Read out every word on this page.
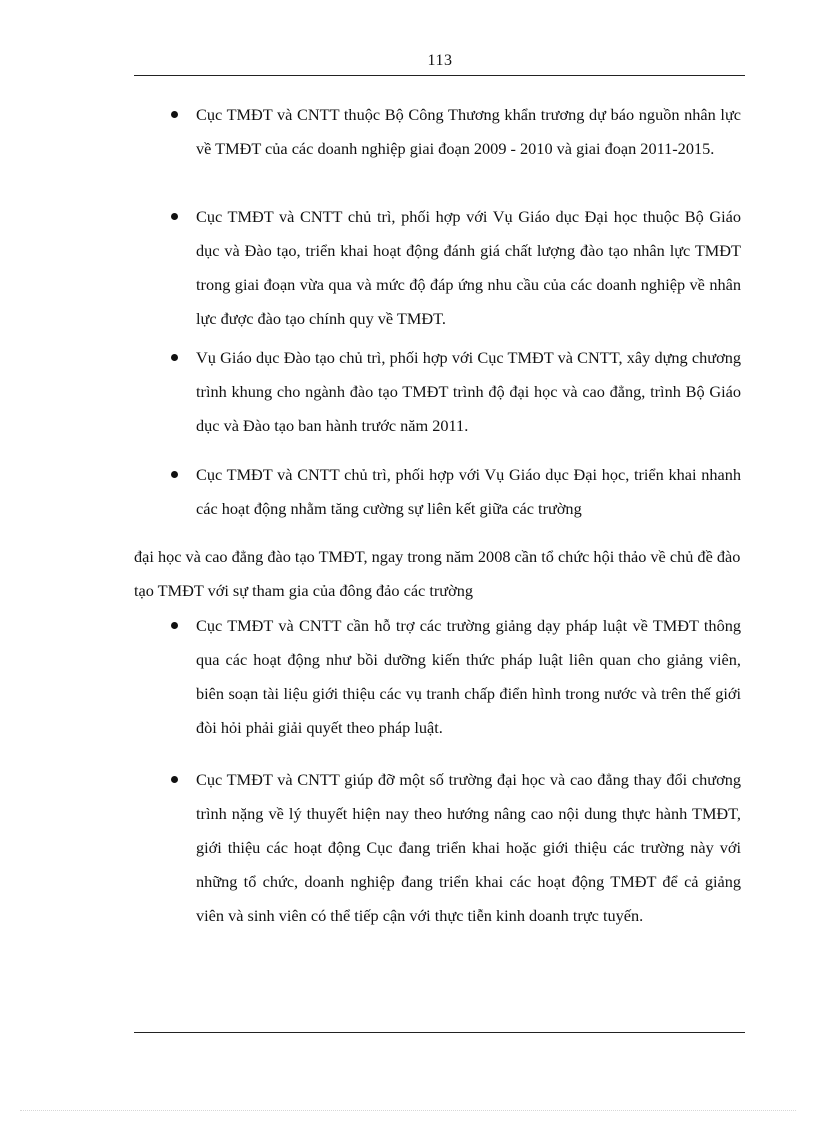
113
Cục TMĐT và CNTT thuộc Bộ Công Thương khẩn trương dự báo nguồn nhân lực về TMĐT của các doanh nghiệp giai đoạn 2009 - 2010 và giai đoạn 2011-2015.
Cục TMĐT và CNTT chủ trì, phối hợp với Vụ Giáo dục Đại học thuộc Bộ Giáo dục và Đào tạo, triển khai hoạt động đánh giá chất lượng đào tạo nhân lực TMĐT trong giai đoạn vừa qua và mức độ đáp ứng nhu cầu của các doanh nghiệp về nhân lực được đào tạo chính quy về TMĐT.
Vụ Giáo dục Đào tạo chủ trì, phối hợp với Cục TMĐT và CNTT, xây dựng chương trình khung cho ngành đào tạo TMĐT trình độ đại học và cao đẳng, trình Bộ Giáo dục và Đào tạo ban hành trước năm 2011.
Cục TMĐT và CNTT chủ trì, phối hợp với Vụ Giáo dục Đại học, triển khai nhanh các hoạt động nhằm tăng cường sự liên kết giữa các trường
đại học và cao đẳng đào tạo TMĐT, ngay trong năm 2008 cần tổ chức hội thảo về chủ đề đào tạo TMĐT với sự tham gia của đông đảo các trường
Cục TMĐT và CNTT cần hỗ trợ các trường giảng dạy pháp luật về TMĐT thông qua các hoạt động như bồi dưỡng kiến thức pháp luật liên quan cho giảng viên, biên soạn tài liệu giới thiệu các vụ tranh chấp điển hình trong nước và trên thế giới đòi hỏi phải giải quyết theo pháp luật.
Cục TMĐT và CNTT giúp đỡ một số trường đại học và cao đẳng thay đổi chương trình nặng về lý thuyết hiện nay theo hướng nâng cao nội dung thực hành TMĐT, giới thiệu các hoạt động Cục đang triển khai hoặc giới thiệu các trường này với những tổ chức, doanh nghiệp đang triển khai các hoạt động TMĐT để cả giảng viên và sinh viên có thể tiếp cận với thực tiễn kinh doanh trực tuyến.
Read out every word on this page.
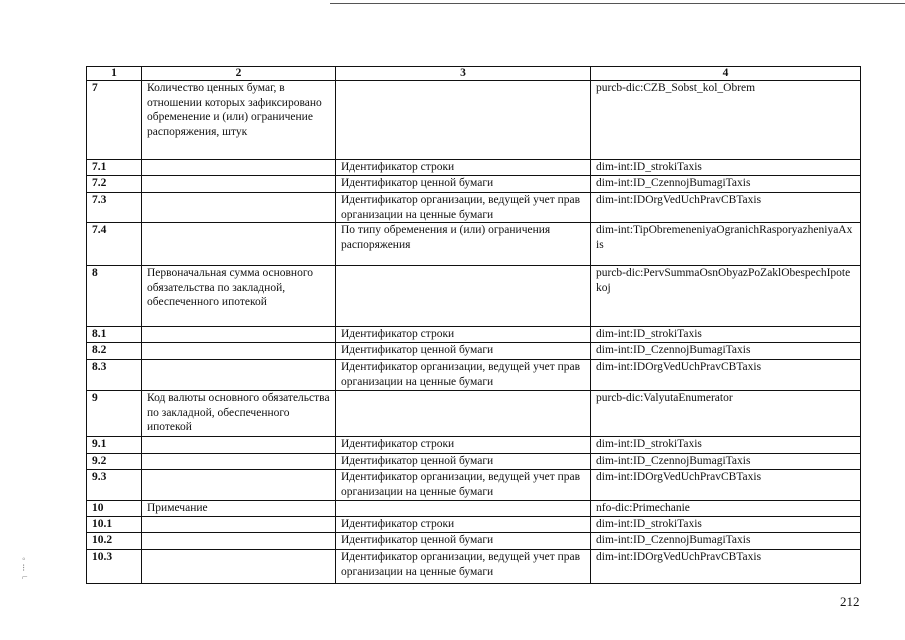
1	2	3	4
7	Количество ценных бумаг, в отношении которых зафиксировано обременение и (или) ограничение распоряжения, штук		purcb-dic:CZB_Sobst_kol_Obrem
7.1		Идентификатор строки	dim-int:ID_strokiTaxis
7.2		Идентификатор ценной бумаги	dim-int:ID_CzennojBumagiTaxis
7.3		Идентификатор организации, ведущей учет прав организации на ценные бумаги	dim-int:IDOrgVedUchPravCBTaxis
7.4		По типу обременения и (или) ограничения распоряжения	dim-int:TipObremeneniyaOgranichRasporyazheniyaAxis
8	Первоначальная сумма основного обязательства по закладной, обеспеченного ипотекой		purcb-dic:PervSummaOsnObyazPoZaklObespechIpotekoj
8.1		Идентификатор строки	dim-int:ID_strokiTaxis
8.2		Идентификатор ценной бумаги	dim-int:ID_CzennojBumagiTaxis
8.3		Идентификатор организации, ведущей учет прав организации на ценные бумаги	dim-int:IDOrgVedUchPravCBTaxis
9	Код валюты основного обязательства по закладной, обеспеченного ипотекой		purcb-dic:ValyutaEnumerator
9.1		Идентификатор строки	dim-int:ID_strokiTaxis
9.2		Идентификатор ценной бумаги	dim-int:ID_CzennojBumagiTaxis
9.3		Идентификатор организации, ведущей учет прав организации на ценные бумаги	dim-int:IDOrgVedUchPravCBTaxis
10	Примечание		nfo-dic:Primechanie
10.1		Идентификатор строки	dim-int:ID_strokiTaxis
10.2		Идентификатор ценной бумаги	dim-int:ID_CzennojBumagiTaxis
10.3		Идентификатор организации, ведущей учет прав организации на ценные бумаги	dim-int:IDOrgVedUchPravCBTaxis
◦
⁝
⌐
212
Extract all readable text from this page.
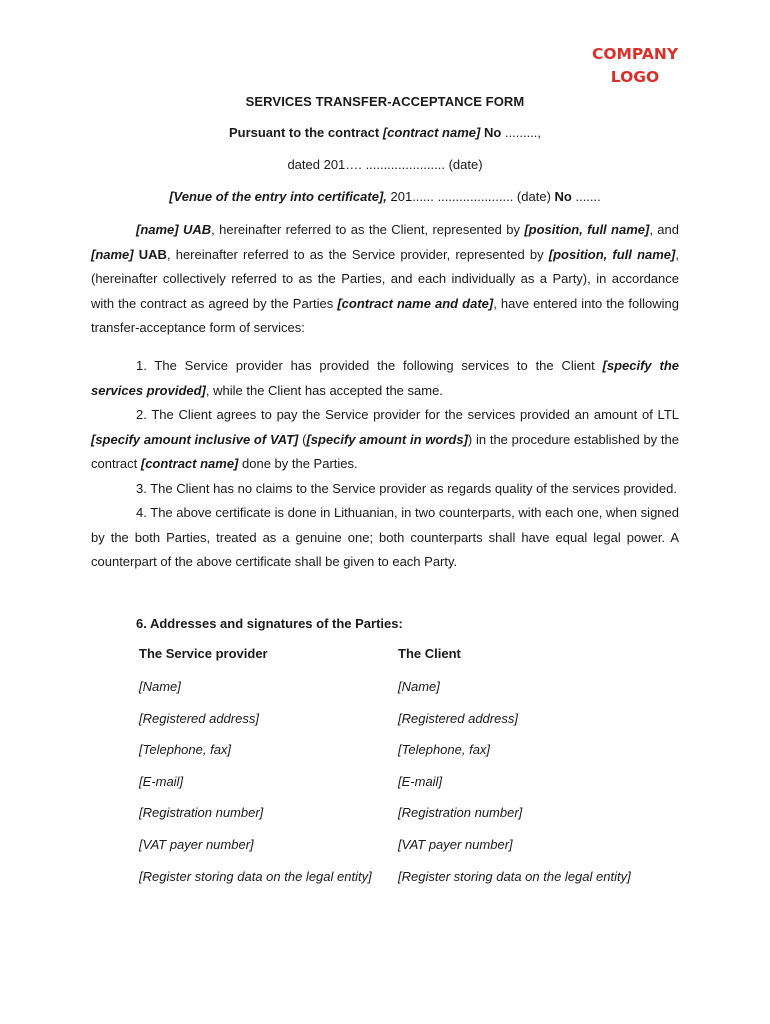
COMPANY
LOGO
SERVICES TRANSFER-ACCEPTANCE FORM
Pursuant to the contract [contract name] No .........,
dated 201…. ...................... (date)
[Venue of the entry into certificate], 201...... ..................... (date) No .......
[name] UAB, hereinafter referred to as the Client, represented by [position, full name], and [name] UAB, hereinafter referred to as the Service provider, represented by [position, full name], (hereinafter collectively referred to as the Parties, and each individually as a Party), in accordance with the contract as agreed by the Parties [contract name and date], have entered into the following transfer-acceptance form of services:

1. The Service provider has provided the following services to the Client [specify the services provided], while the Client has accepted the same.

2. The Client agrees to pay the Service provider for the services provided an amount of LTL [specify amount inclusive of VAT] ([specify amount in words]) in the procedure established by the contract [contract name] done by the Parties.

3. The Client has no claims to the Service provider as regards quality of the services provided.

4. The above certificate is done in Lithuanian, in two counterparts, with each one, when signed by the both Parties, treated as a genuine one; both counterparts shall have equal legal power. A counterpart of the above certificate shall be given to each Party.

6. Addresses and signatures of the Parties:
The Service provider
[Name]
[Registered address]
[Telephone, fax]
[E-mail]
[Registration number]
[VAT payer number]
[Register storing data on the legal entity]
The Client
[Name]
[Registered address]
[Telephone, fax]
[E-mail]
[Registration number]
[VAT payer number]
[Register storing data on the legal entity]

» **TASK DETAILS**
Repeat the listing verbatim. Skip the pictures.

» **THE COMPLETED TASK**
Read out every word on this page.
113
Cục TMĐT và CNTT thuộc Bộ Công Thương khẩn trương dự báo nguồn nhân lực về TMĐT của các doanh nghiệp giai đoạn 2009 - 2010 và giai đoạn 2011-2015.
Cục TMĐT và CNTT chủ trì, phối hợp với Vụ Giáo dục Đại học thuộc Bộ Giáo dục và Đào tạo, triển khai hoạt động đánh giá chất lượng đào tạo nhân lực TMĐT trong giai đoạn vừa qua và mức độ đáp ứng nhu cầu của các doanh nghiệp về nhân lực được đào tạo chính quy về TMĐT.
Vụ Giáo dục Đào tạo chủ trì, phối hợp với Cục TMĐT và CNTT, xây dựng chương trình khung cho ngành đào tạo TMĐT trình độ đại học và cao đẳng, trình Bộ Giáo dục và Đào tạo ban hành trước năm 2011.
Cục TMĐT và CNTT chủ trì, phối hợp với Vụ Giáo dục Đại học, triển khai nhanh các hoạt động nhằm tăng cường sự liên kết giữa các trường
đại học và cao đẳng đào tạo TMĐT, ngay trong năm 2008 cần tổ chức hội thảo về chủ đề đào tạo TMĐT với sự tham gia của đông đảo các trường
Cục TMĐT và CNTT cần hỗ trợ các trường giảng dạy pháp luật về TMĐT thông qua các hoạt động như bồi dưỡng kiến thức pháp luật liên quan cho giảng viên, biên soạn tài liệu giới thiệu các vụ tranh chấp điển hình trong nước và trên thế giới đòi hỏi phải giải quyết theo pháp luật.
Cục TMĐT và CNTT giúp đỡ một số trường đại học và cao đẳng thay đổi chương trình nặng về lý thuyết hiện nay theo hướng nâng cao nội dung thực hành TMĐT, giới thiệu các hoạt động Cục đang triển khai hoặc giới thiệu các trường này với những tổ chức, doanh nghiệp đang triển khai các hoạt động TMĐT để cả giảng viên và sinh viên có thể tiếp cận với thực tiễn kinh doanh trực tuyến.
Read out every word on this page.
1	2	3	4
7	Количество ценных бумаг, в отношении которых зафиксировано обременение и (или) ограничение распоряжения, штук		purcb-dic:CZB_Sobst_kol_Obrem
7.1		Идентификатор строки	dim-int:ID_strokiTaxis
7.2		Идентификатор ценной бумаги	dim-int:ID_CzennojBumagiTaxis
7.3		Идентификатор организации, ведущей учет прав организации на ценные бумаги	dim-int:IDOrgVedUchPravCBTaxis
7.4		По типу обременения и (или) ограничения распоряжения	dim-int:TipObremeneniyaOgranichRasporyazheniyaAxis
8	Первоначальная сумма основного обязательства по закладной, обеспеченного ипотекой		purcb-dic:PervSummaOsnObyazPoZaklObespechIpotekoj
8.1		Идентификатор строки	dim-int:ID_strokiTaxis
8.2		Идентификатор ценной бумаги	dim-int:ID_CzennojBumagiTaxis
8.3		Идентификатор организации, ведущей учет прав организации на ценные бумаги	dim-int:IDOrgVedUchPravCBTaxis
9	Код валюты основного обязательства по закладной, обеспеченного ипотекой		purcb-dic:ValyutaEnumerator
9.1		Идентификатор строки	dim-int:ID_strokiTaxis
9.2		Идентификатор ценной бумаги	dim-int:ID_CzennojBumagiTaxis
9.3		Идентификатор организации, ведущей учет прав организации на ценные бумаги	dim-int:IDOrgVedUchPravCBTaxis
10	Примечание		nfo-dic:Primechanie
10.1		Идентификатор строки	dim-int:ID_strokiTaxis
10.2		Идентификатор ценной бумаги	dim-int:ID_CzennojBumagiTaxis
10.3		Идентификатор организации, ведущей учет прав организации на ценные бумаги	dim-int:IDOrgVedUchPravCBTaxis
◦
⁝
⌐
212
Extract all readable text from this page.
COMPANY
LOGO
SERVICES TRANSFER-ACCEPTANCE FORM
Pursuant to the contract [contract name] No .........,
dated 201…. ...................... (date)
[Venue of the entry into certificate], 201...... ..................... (date) No .......
[name] UAB, hereinafter referred to as the Client, represented by [position, full name], and [name] UAB, hereinafter referred to as the Service provider, represented by [position, full name], (hereinafter collectively referred to as the Parties, and each individually as a Party), in accordance with the contract as agreed by the Parties [contract name and date], have entered into the following transfer-acceptance form of services:

1. The Service provider has provided the following services to the Client [specify the services provided], while the Client has accepted the same.

2. The Client agrees to pay the Service provider for the services provided an amount of LTL [specify amount inclusive of VAT] ([specify amount in words]) in the procedure established by the contract [contract name] done by the Parties.

3. The Client has no claims to the Service provider as regards quality of the services provided.

4. The above certificate is done in Lithuanian, in two counterparts, with each one, when signed by the both Parties, treated as a genuine one; both counterparts shall have equal legal power. A counterpart of the above certificate shall be given to each Party.

6. Addresses and signatures of the Parties:
The Service provider
[Name]
[Registered address]
[Telephone, fax]
[E-mail]
[Registration number]
[VAT payer number]
[Register storing data on the legal entity]
The Client
[Name]
[Registered address]
[Telephone, fax]
[E-mail]
[Registration number]
[VAT payer number]
[Register storing data on the legal entity]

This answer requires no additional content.